START Excerpted data
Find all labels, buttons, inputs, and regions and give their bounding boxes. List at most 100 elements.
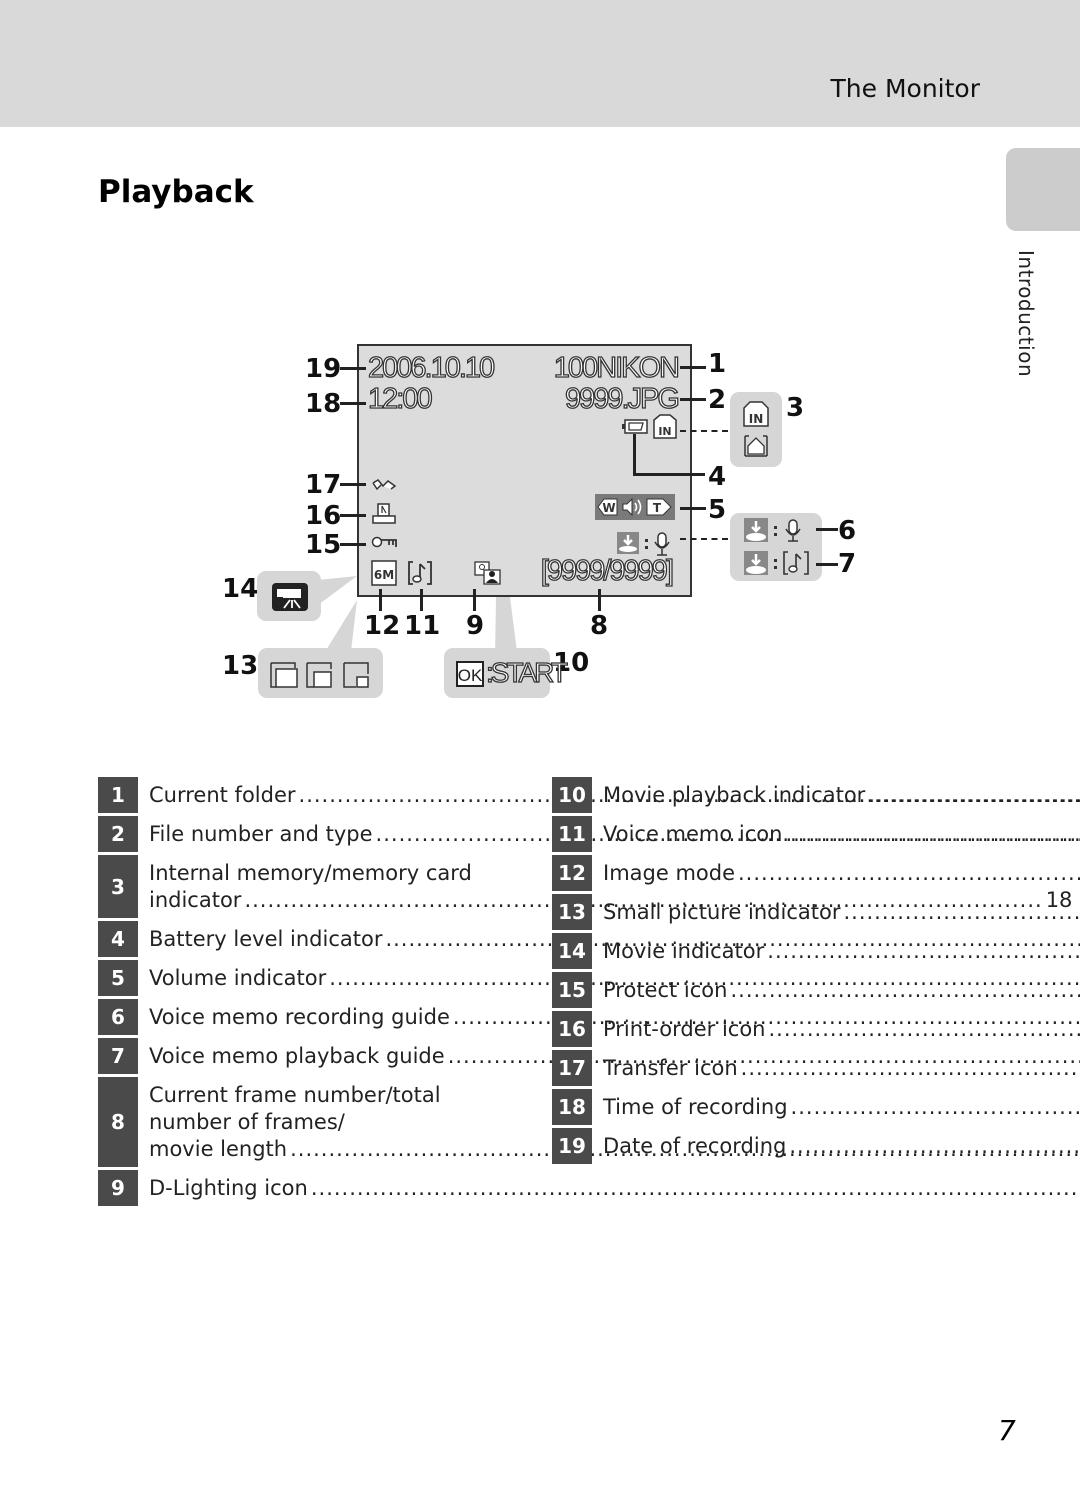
legend-item: 1Current folder110	[98, 777, 514, 813]
legend-right: 10Movie playback indicator5811 Voice memo…	[552, 777, 968, 1167]
legend-item: 7Voice memo playback guide52	[98, 1038, 514, 1074]
d-lighting-icon	[474, 561, 501, 585]
callout-16: 16	[305, 501, 342, 531]
legend-item: 19Date of recording16	[552, 1128, 968, 1164]
legend-item-number: 5	[98, 960, 138, 996]
legend-item-label: Voice memo playback guide	[149, 1044, 445, 1068]
legend-item-text: Protect icon91	[592, 972, 1080, 1008]
callout-3: 3	[786, 393, 805, 423]
monitor-diagram: 2006.10.10 12:00 100NIKON 9999.JPG [9999…	[0, 0, 1080, 760]
callout-12: 12	[364, 611, 401, 641]
date-of-recording: 2006.10.10	[367, 352, 495, 384]
legend-item-label: Image mode	[603, 861, 735, 885]
svg-text:IN: IN	[658, 425, 671, 438]
legend-item-label: Current folder	[149, 783, 296, 807]
voice-memo-guide-icons	[744, 518, 809, 575]
legend-item-label: Time of recording	[603, 1095, 788, 1119]
legend-item-text: Date of recording16	[592, 1128, 1080, 1164]
callout-6: 6	[838, 516, 857, 546]
legend-item-label: indicator	[149, 888, 242, 912]
legend-item-number: 17	[552, 1050, 592, 1086]
legend-item: 13Small picture indicator51	[552, 894, 968, 930]
legend-item: 15Protect icon91	[552, 972, 968, 1008]
legend-item-number: 2	[98, 816, 138, 852]
protect-icon	[371, 536, 397, 548]
leader-line-11	[420, 589, 423, 611]
internal-memory-icon: IN	[653, 414, 677, 439]
legend-item-label: Voice memo recording guide	[149, 1005, 450, 1029]
legend-item-number: 19	[552, 1128, 592, 1164]
legend-item-text: Movie playback indicator58	[592, 777, 1080, 813]
legend-item-number: 18	[552, 1089, 592, 1125]
leader-dots	[791, 1094, 1080, 1121]
legend-item-label: Volume indicator	[149, 966, 327, 990]
legend-item: 10Movie playback indicator58	[552, 777, 968, 813]
svg-text:T: T	[653, 501, 662, 515]
legend-item-label: Voice memo icon	[603, 822, 783, 846]
frame-counter: [9999/9999]	[540, 555, 675, 587]
legend-item-label: Battery level indicator	[149, 927, 383, 951]
leader-line-17	[340, 483, 366, 486]
ok-button-icon: OK	[456, 661, 484, 687]
leader-line-8	[598, 589, 601, 611]
legend-item-number: 16	[552, 1011, 592, 1047]
legend-item-text: Time of recording16	[592, 1089, 1080, 1125]
callout-9: 9	[466, 611, 485, 641]
legend-item: 17Transfer icon67, 92	[552, 1050, 968, 1086]
callout-14: 14	[222, 574, 259, 604]
legend-item-label: File number and type	[149, 822, 373, 846]
leader-line-voice-guide	[680, 538, 728, 540]
leader-line-4	[633, 473, 705, 476]
legend-item-number: 7	[98, 1038, 138, 1074]
volume-icon: W T	[597, 497, 672, 517]
svg-text:W: W	[602, 501, 615, 515]
file-number: 9999.JPG	[564, 383, 680, 415]
movie-indicator-icon	[272, 583, 308, 611]
legend-item-number: 13	[552, 894, 592, 930]
legend-item-number: 8	[98, 1077, 138, 1167]
leader-line-7	[816, 563, 838, 566]
legend-item: 3Internal memory/memory cardindicator18	[98, 855, 1072, 918]
legend-item: 5Volume indicator52, 58	[98, 960, 514, 996]
callout-1: 1	[708, 349, 727, 379]
legend-item-text: Image mode77	[592, 855, 1080, 891]
callout-18: 18	[305, 389, 342, 419]
legend-left: 1Current folder1102File number and type1…	[98, 777, 1072, 1209]
leader-line-9	[473, 589, 476, 611]
legend-item-label: Movie indicator	[603, 939, 765, 963]
leader-line-4-vertical	[633, 434, 636, 474]
callout-4: 4	[708, 462, 727, 492]
legend-item: 16Print-order icon74	[552, 1011, 968, 1047]
leader-line-19	[340, 367, 366, 370]
leader-dots	[730, 977, 1080, 1004]
legend-item-number: 6	[98, 999, 138, 1035]
transfer-icon	[372, 479, 397, 491]
callout-7: 7	[838, 549, 857, 579]
callout-13: 13	[222, 651, 259, 681]
memory-card-icons: IN	[743, 401, 769, 457]
legend-item-label: D-Lighting icon	[149, 1176, 308, 1200]
volume-indicator: W T	[595, 494, 675, 520]
svg-text:OK: OK	[458, 666, 483, 685]
legend-item-number: 10	[552, 777, 592, 813]
legend-item-text: Voice memo icon52	[592, 816, 1080, 852]
callout-11: 11	[404, 611, 441, 641]
legend-item-label: Small picture indicator	[603, 900, 841, 924]
legend-item-number: 11	[552, 816, 592, 852]
legend-item-number: 1	[98, 777, 138, 813]
legend-item: 14Movie indicator58	[552, 933, 968, 969]
image-mode-icon: 6M	[371, 560, 397, 586]
legend-item-text: Small picture indicator51	[592, 894, 1080, 930]
leader-line-3	[680, 430, 728, 432]
leader-line-16	[340, 514, 366, 517]
leader-dots	[868, 782, 1080, 809]
leader-line-2	[680, 398, 706, 401]
print-order-icon	[372, 503, 396, 524]
legend-item-number: 12	[552, 855, 592, 891]
leader-dots	[767, 938, 1080, 965]
legend-item: 4Battery level indicator20	[98, 921, 514, 957]
callout-17: 17	[305, 470, 342, 500]
legend-item-text: Print-order icon74	[592, 1011, 1080, 1047]
time-of-recording: 12:00	[367, 383, 433, 415]
leader-line-18	[340, 402, 366, 405]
END Excerpted data
Copy the material again, changing "leader-dots" to "dotted-leader" everywhere and keeping everything else the same. Leave the pictures out.

[Response]
Find all labels, buttons, inputs, and regions and give their bounding boxes. List at most 100 elements.
legend-item: 1Current folder110	[98, 777, 514, 813]
legend-right: 10Movie playback indicator5811 Voice memo…	[552, 777, 968, 1167]
legend-item: 7Voice memo playback guide52	[98, 1038, 514, 1074]
d-lighting-icon	[474, 561, 501, 585]
callout-16: 16	[305, 501, 342, 531]
legend-item: 19Date of recording16	[552, 1128, 968, 1164]
legend-item-number: 5	[98, 960, 138, 996]
legend-item-label: Voice memo playback guide	[149, 1044, 445, 1068]
legend-item-text: Protect icon91	[592, 972, 1080, 1008]
callout-3: 3	[786, 393, 805, 423]
monitor-diagram: 2006.10.10 12:00 100NIKON 9999.JPG [9999…	[0, 0, 1080, 760]
callout-12: 12	[364, 611, 401, 641]
date-of-recording: 2006.10.10	[367, 352, 495, 384]
legend-item-label: Image mode	[603, 861, 735, 885]
svg-text:IN: IN	[658, 425, 671, 438]
legend-item-label: Current folder	[149, 783, 296, 807]
voice-memo-guide-icons	[744, 518, 809, 575]
legend-item-label: Time of recording	[603, 1095, 788, 1119]
legend-item-text: Date of recording16	[592, 1128, 1080, 1164]
callout-6: 6	[838, 516, 857, 546]
legend-item-label: indicator	[149, 888, 242, 912]
legend-item-number: 17	[552, 1050, 592, 1086]
legend-item: 13Small picture indicator51	[552, 894, 968, 930]
legend-item: 15Protect icon91	[552, 972, 968, 1008]
legend-item-number: 2	[98, 816, 138, 852]
protect-icon	[371, 536, 397, 548]
leader-line-11	[420, 589, 423, 611]
internal-memory-icon: IN	[653, 414, 677, 439]
legend-item-label: Voice memo recording guide	[149, 1005, 450, 1029]
legend-item-number: 19	[552, 1128, 592, 1164]
legend-item-text: Movie playback indicator58	[592, 777, 1080, 813]
legend-item-number: 18	[552, 1089, 592, 1125]
dotted-leader	[791, 1094, 1080, 1121]
legend-item-label: Volume indicator	[149, 966, 327, 990]
legend-item: 10Movie playback indicator58	[552, 777, 968, 813]
svg-text:T: T	[653, 501, 662, 515]
legend-item-label: Voice memo icon	[603, 822, 783, 846]
frame-counter: [9999/9999]	[540, 555, 675, 587]
legend-item-label: Battery level indicator	[149, 927, 383, 951]
leader-line-17	[340, 483, 366, 486]
ok-button-icon: OK	[456, 661, 484, 687]
leader-line-8	[598, 589, 601, 611]
legend-item-number: 16	[552, 1011, 592, 1047]
legend-item-text: Time of recording16	[592, 1089, 1080, 1125]
callout-9: 9	[466, 611, 485, 641]
legend-item: 17Transfer icon67, 92	[552, 1050, 968, 1086]
callout-14: 14	[222, 574, 259, 604]
legend-item-label: File number and type	[149, 822, 373, 846]
leader-line-voice-guide	[680, 538, 728, 540]
leader-line-4	[633, 473, 705, 476]
legend-item-number: 7	[98, 1038, 138, 1074]
volume-icon: W T	[597, 497, 672, 517]
svg-text:W: W	[602, 501, 615, 515]
file-number: 9999.JPG	[564, 383, 680, 415]
movie-indicator-icon	[272, 583, 308, 611]
legend-item-number: 13	[552, 894, 592, 930]
legend-item-number: 8	[98, 1077, 138, 1167]
leader-line-7	[816, 563, 838, 566]
legend-item: 3Internal memory/memory cardindicator18	[98, 855, 1072, 918]
legend-item: 5Volume indicator52, 58	[98, 960, 514, 996]
callout-1: 1	[708, 349, 727, 379]
legend-item-text: Image mode77	[592, 855, 1080, 891]
callout-18: 18	[305, 389, 342, 419]
legend-left: 1Current folder1102File number and type1…	[98, 777, 1072, 1209]
leader-line-9	[473, 589, 476, 611]
legend-item-label: Movie indicator	[603, 939, 765, 963]
leader-line-4-vertical	[633, 434, 636, 474]
callout-4: 4	[708, 462, 727, 492]
legend-item: 16Print-order icon74	[552, 1011, 968, 1047]
leader-line-19	[340, 367, 366, 370]
dotted-leader	[730, 977, 1080, 1004]
legend-item-number: 6	[98, 999, 138, 1035]
transfer-icon	[372, 479, 397, 491]
callout-7: 7	[838, 549, 857, 579]
callout-13: 13	[222, 651, 259, 681]
memory-card-icons: IN	[743, 401, 769, 457]
legend-item-label: D-Lighting icon	[149, 1176, 308, 1200]
volume-indicator: W T	[595, 494, 675, 520]
svg-text:OK: OK	[458, 666, 483, 685]
legend-item-number: 10	[552, 777, 592, 813]
legend-item-text: Voice memo icon52	[592, 816, 1080, 852]
callout-11: 11	[404, 611, 441, 641]
legend-item-label: Small picture indicator	[603, 900, 841, 924]
legend-item-number: 11	[552, 816, 592, 852]
legend-item-number: 1	[98, 777, 138, 813]
legend-item: 14Movie indicator58	[552, 933, 968, 969]
image-mode-icon: 6M	[371, 560, 397, 586]
legend-item-text: Small picture indicator51	[592, 894, 1080, 930]
leader-line-3	[680, 430, 728, 432]
leader-line-16	[340, 514, 366, 517]
dotted-leader	[868, 782, 1080, 809]
leader-line-2	[680, 398, 706, 401]
print-order-icon	[372, 503, 396, 524]
legend-item-number: 12	[552, 855, 592, 891]
dotted-leader	[767, 938, 1080, 965]
legend-item: 4Battery level indicator20	[98, 921, 514, 957]
callout-17: 17	[305, 470, 342, 500]
legend-item-text: Print-order icon74	[592, 1011, 1080, 1047]
time-of-recording: 12:00	[367, 383, 433, 415]
leader-line-18	[340, 402, 366, 405]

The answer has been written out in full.